▸ What the task asks
Within this material, how many lines have the string "Kcal" in them? The answer is a number, with nothing added.

Some records
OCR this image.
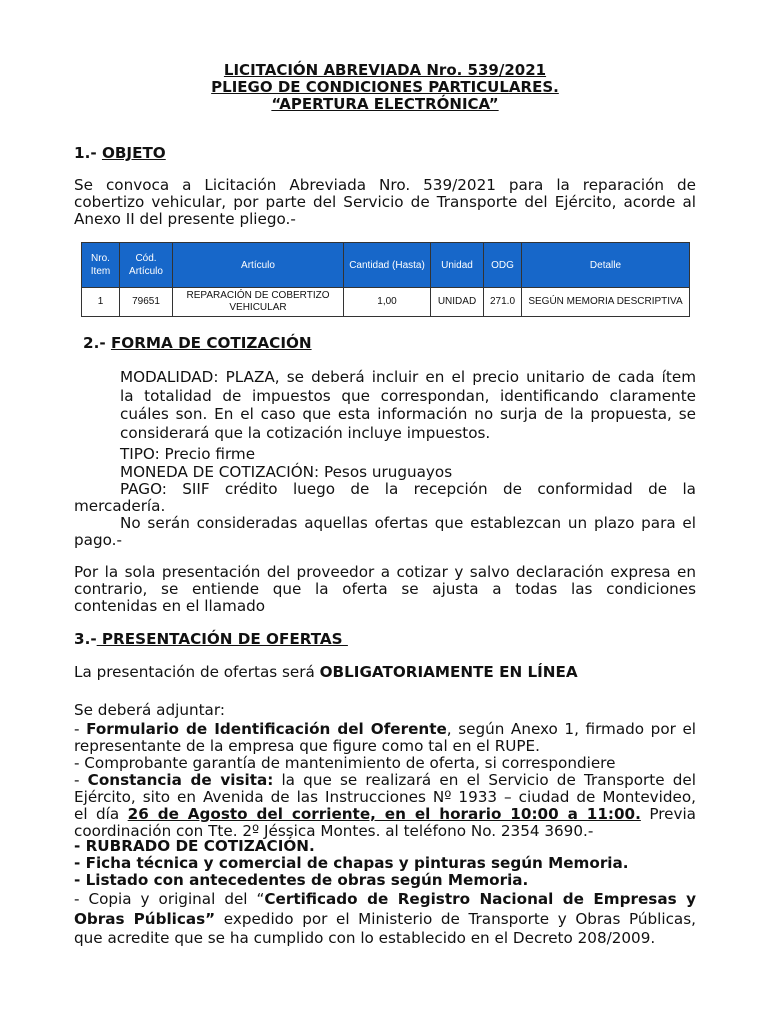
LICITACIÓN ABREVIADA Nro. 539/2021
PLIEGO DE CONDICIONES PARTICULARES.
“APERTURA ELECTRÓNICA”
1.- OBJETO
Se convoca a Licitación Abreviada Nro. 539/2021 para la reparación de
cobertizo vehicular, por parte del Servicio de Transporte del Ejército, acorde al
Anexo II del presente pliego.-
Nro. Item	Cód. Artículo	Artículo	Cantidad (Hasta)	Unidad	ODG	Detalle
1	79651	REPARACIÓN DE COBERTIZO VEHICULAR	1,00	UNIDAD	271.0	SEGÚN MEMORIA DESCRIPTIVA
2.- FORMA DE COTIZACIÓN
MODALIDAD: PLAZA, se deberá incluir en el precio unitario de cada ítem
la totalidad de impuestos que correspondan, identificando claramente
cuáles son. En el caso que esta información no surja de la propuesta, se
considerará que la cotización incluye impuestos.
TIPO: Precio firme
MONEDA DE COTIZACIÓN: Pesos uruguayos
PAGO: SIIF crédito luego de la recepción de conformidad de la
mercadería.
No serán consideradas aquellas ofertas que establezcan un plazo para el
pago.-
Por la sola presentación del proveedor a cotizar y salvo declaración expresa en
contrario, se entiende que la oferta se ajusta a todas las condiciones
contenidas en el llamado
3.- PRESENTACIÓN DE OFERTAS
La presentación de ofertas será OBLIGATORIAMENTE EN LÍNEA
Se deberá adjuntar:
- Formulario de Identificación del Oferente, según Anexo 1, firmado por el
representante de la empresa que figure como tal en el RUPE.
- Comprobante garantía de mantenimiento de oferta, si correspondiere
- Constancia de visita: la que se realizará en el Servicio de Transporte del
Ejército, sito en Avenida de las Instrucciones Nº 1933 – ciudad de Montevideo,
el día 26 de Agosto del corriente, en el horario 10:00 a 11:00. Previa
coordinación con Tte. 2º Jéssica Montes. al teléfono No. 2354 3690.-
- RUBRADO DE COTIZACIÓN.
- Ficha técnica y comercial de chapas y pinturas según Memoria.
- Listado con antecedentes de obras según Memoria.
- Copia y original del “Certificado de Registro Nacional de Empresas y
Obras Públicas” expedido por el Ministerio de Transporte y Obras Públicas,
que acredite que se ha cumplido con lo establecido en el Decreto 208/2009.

---

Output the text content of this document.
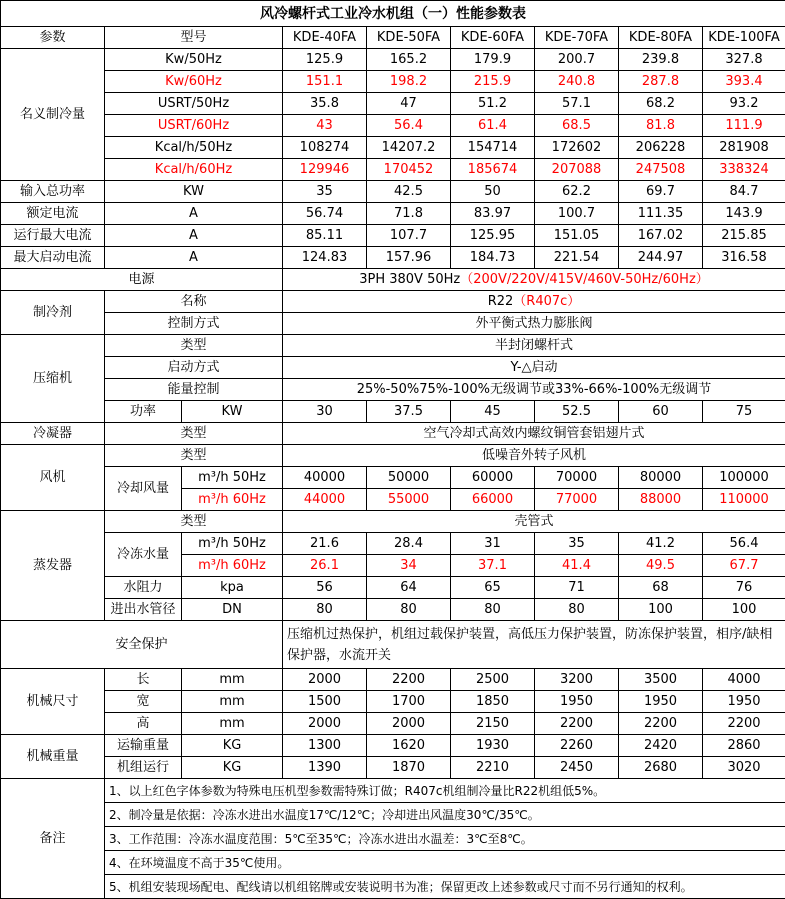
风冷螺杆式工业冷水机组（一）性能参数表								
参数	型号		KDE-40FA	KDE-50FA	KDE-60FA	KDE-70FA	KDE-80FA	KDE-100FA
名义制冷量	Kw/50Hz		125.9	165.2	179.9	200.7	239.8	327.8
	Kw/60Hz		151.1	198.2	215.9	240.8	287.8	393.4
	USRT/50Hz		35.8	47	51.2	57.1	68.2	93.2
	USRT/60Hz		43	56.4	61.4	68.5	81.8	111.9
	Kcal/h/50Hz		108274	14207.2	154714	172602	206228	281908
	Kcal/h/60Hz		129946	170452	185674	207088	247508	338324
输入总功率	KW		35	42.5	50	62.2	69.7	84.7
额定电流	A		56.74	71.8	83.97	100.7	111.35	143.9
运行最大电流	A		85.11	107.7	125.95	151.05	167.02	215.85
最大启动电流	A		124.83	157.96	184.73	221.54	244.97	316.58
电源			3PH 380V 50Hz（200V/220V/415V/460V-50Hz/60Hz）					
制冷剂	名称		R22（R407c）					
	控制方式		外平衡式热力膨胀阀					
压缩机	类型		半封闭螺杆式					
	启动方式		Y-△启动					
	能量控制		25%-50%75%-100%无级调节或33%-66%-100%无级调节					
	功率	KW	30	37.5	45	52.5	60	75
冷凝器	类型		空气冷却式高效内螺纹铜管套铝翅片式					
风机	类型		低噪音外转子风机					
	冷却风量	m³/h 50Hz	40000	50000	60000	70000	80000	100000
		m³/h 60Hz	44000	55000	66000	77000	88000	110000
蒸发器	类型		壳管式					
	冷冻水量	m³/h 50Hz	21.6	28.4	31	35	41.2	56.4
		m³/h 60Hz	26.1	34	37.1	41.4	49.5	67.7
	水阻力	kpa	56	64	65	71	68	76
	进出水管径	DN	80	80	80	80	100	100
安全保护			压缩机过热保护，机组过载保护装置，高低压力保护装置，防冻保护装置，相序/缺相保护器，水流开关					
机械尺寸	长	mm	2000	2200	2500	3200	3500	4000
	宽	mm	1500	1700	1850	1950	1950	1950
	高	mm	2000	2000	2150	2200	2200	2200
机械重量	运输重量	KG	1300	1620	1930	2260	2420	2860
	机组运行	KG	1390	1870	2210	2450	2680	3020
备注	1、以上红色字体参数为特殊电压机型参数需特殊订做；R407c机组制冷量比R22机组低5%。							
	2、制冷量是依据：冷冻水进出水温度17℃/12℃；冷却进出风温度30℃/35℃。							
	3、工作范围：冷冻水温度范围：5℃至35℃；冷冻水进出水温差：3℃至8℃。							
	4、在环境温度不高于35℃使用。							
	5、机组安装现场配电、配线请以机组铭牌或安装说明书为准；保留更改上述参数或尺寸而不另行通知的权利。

▸ Task output
2